▶ _Task requirements_:
Write out every single entry exactly.

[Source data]
*****
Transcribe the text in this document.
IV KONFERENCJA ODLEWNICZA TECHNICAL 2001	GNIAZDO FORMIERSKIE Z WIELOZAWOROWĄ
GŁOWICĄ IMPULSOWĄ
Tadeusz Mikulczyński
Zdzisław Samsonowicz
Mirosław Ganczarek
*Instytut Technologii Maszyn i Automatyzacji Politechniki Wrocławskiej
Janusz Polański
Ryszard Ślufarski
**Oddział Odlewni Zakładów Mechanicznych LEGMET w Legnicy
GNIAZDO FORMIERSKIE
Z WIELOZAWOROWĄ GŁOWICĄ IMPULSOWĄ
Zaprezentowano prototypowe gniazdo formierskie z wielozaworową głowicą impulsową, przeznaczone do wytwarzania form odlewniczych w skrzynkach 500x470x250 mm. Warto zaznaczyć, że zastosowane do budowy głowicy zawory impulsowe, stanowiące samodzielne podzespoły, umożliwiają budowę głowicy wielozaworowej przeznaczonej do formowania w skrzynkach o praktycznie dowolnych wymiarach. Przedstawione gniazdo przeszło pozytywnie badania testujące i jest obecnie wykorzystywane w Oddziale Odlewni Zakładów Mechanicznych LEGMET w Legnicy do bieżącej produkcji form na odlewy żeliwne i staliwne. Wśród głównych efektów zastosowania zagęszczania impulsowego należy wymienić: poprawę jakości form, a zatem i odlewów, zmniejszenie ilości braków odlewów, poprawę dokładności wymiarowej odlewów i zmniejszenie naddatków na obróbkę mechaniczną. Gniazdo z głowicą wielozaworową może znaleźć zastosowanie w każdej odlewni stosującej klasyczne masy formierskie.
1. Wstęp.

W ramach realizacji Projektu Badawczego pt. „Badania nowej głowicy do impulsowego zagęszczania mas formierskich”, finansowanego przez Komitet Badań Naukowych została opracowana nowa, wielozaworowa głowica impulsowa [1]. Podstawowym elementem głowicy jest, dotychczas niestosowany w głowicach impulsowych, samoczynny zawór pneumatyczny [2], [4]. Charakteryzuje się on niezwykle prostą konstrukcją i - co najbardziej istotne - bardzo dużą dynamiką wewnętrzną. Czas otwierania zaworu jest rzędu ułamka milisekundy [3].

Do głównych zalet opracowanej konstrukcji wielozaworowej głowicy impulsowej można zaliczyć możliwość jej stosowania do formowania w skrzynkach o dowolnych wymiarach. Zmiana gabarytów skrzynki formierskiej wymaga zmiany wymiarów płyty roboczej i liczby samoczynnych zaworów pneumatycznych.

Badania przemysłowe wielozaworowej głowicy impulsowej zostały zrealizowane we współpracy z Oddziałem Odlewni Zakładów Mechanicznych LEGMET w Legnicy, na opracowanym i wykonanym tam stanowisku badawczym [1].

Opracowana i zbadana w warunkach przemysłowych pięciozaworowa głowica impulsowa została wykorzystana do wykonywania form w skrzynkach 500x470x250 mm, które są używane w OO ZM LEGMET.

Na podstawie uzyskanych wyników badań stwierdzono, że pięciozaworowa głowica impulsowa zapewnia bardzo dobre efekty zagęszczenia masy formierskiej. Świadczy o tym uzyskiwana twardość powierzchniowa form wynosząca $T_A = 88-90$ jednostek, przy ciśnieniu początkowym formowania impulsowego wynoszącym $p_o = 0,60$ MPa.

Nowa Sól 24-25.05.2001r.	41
*****
▶ _Full response_:
Transcribe the text in this document.
IV KONFERENCJA ODLEWNICZA TECHNICAL 2001	GNIAZDO FORMIERSKIE Z WIELOZAWOROWĄ
GŁOWICĄ IMPULSOWĄ
Tadeusz Mikulczyński
Zdzisław Samsonowicz
Mirosław Ganczarek
*Instytut Technologii Maszyn i Automatyzacji Politechniki Wrocławskiej
Janusz Polański
Ryszard Ślufarski
**Oddział Odlewni Zakładów Mechanicznych LEGMET w Legnicy
GNIAZDO FORMIERSKIE
Z WIELOZAWOROWĄ GŁOWICĄ IMPULSOWĄ
Zaprezentowano prototypowe gniazdo formierskie z wielozaworową głowicą impulsową, przeznaczone do wytwarzania form odlewniczych w skrzynkach 500x470x250 mm. Warto zaznaczyć, że zastosowane do budowy głowicy zawory impulsowe, stanowiące samodzielne podzespoły, umożliwiają budowę głowicy wielozaworowej przeznaczonej do formowania w skrzynkach o praktycznie dowolnych wymiarach. Przedstawione gniazdo przeszło pozytywnie badania testujące i jest obecnie wykorzystywane w Oddziale Odlewni Zakładów Mechanicznych LEGMET w Legnicy do bieżącej produkcji form na odlewy żeliwne i staliwne. Wśród głównych efektów zastosowania zagęszczania impulsowego należy wymienić: poprawę jakości form, a zatem i odlewów, zmniejszenie ilości braków odlewów, poprawę dokładności wymiarowej odlewów i zmniejszenie naddatków na obróbkę mechaniczną. Gniazdo z głowicą wielozaworową może znaleźć zastosowanie w każdej odlewni stosującej klasyczne masy formierskie.
1. Wstęp.

W ramach realizacji Projektu Badawczego pt. „Badania nowej głowicy do impulsowego zagęszczania mas formierskich”, finansowanego przez Komitet Badań Naukowych została opracowana nowa, wielozaworowa głowica impulsowa [1]. Podstawowym elementem głowicy jest, dotychczas niestosowany w głowicach impulsowych, samoczynny zawór pneumatyczny [2], [4]. Charakteryzuje się on niezwykle prostą konstrukcją i - co najbardziej istotne - bardzo dużą dynamiką wewnętrzną. Czas otwierania zaworu jest rzędu ułamka milisekundy [3].

Do głównych zalet opracowanej konstrukcji wielozaworowej głowicy impulsowej można zaliczyć możliwość jej stosowania do formowania w skrzynkach o dowolnych wymiarach. Zmiana gabarytów skrzynki formierskiej wymaga zmiany wymiarów płyty roboczej i liczby samoczynnych zaworów pneumatycznych.

Badania przemysłowe wielozaworowej głowicy impulsowej zostały zrealizowane we współpracy z Oddziałem Odlewni Zakładów Mechanicznych LEGMET w Legnicy, na opracowanym i wykonanym tam stanowisku badawczym [1].

Opracowana i zbadana w warunkach przemysłowych pięciozaworowa głowica impulsowa została wykorzystana do wykonywania form w skrzynkach 500x470x250 mm, które są używane w OO ZM LEGMET.

Na podstawie uzyskanych wyników badań stwierdzono, że pięciozaworowa głowica impulsowa zapewnia bardzo dobre efekty zagęszczenia masy formierskiej. Świadczy o tym uzyskiwana twardość powierzchniowa form wynosząca $T_A = 88-90$ jednostek, przy ciśnieniu początkowym formowania impulsowego wynoszącym $p_o = 0,60$ MPa.

Nowa Sól 24-25.05.2001r.	41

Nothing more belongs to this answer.